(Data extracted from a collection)
START

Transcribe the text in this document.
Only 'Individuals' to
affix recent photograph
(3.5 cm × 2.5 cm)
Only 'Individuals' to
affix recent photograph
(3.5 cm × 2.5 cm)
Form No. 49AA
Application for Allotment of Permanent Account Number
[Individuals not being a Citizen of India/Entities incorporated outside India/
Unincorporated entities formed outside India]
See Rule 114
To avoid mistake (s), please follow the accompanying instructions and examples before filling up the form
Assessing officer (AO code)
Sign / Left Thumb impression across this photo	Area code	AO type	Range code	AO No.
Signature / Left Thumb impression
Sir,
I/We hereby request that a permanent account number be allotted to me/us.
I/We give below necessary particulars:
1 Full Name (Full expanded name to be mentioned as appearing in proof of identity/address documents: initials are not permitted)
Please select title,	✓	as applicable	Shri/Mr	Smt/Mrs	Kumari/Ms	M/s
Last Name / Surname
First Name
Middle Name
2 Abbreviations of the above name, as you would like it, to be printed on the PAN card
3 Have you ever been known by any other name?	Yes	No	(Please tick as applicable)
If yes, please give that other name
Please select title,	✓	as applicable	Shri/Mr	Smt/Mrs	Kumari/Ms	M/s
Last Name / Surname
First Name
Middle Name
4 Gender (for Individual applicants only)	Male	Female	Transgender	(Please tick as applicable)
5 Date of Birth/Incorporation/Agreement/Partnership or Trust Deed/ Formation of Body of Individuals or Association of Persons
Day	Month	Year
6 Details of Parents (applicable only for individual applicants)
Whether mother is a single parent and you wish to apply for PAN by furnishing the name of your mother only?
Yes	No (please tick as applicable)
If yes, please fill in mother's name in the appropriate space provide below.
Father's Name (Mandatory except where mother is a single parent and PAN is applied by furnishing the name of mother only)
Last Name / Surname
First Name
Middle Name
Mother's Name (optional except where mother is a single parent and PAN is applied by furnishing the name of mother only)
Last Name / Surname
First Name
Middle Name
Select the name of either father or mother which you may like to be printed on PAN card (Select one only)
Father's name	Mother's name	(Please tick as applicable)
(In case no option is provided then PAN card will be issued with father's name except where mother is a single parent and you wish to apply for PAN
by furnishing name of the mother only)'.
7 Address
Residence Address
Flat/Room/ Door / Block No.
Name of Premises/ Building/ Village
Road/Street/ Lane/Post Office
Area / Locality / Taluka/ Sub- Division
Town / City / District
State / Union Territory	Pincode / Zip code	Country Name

END

Directions:
Identify the lines above with the word "apply". Copy them.

Final result:
Whether mother is a single parent and you wish to apply for PAN by furnishing the name of your mother only?
(In case no option is provided then PAN card will be issued with father's name except where mother is a single parent and you wish to apply for PAN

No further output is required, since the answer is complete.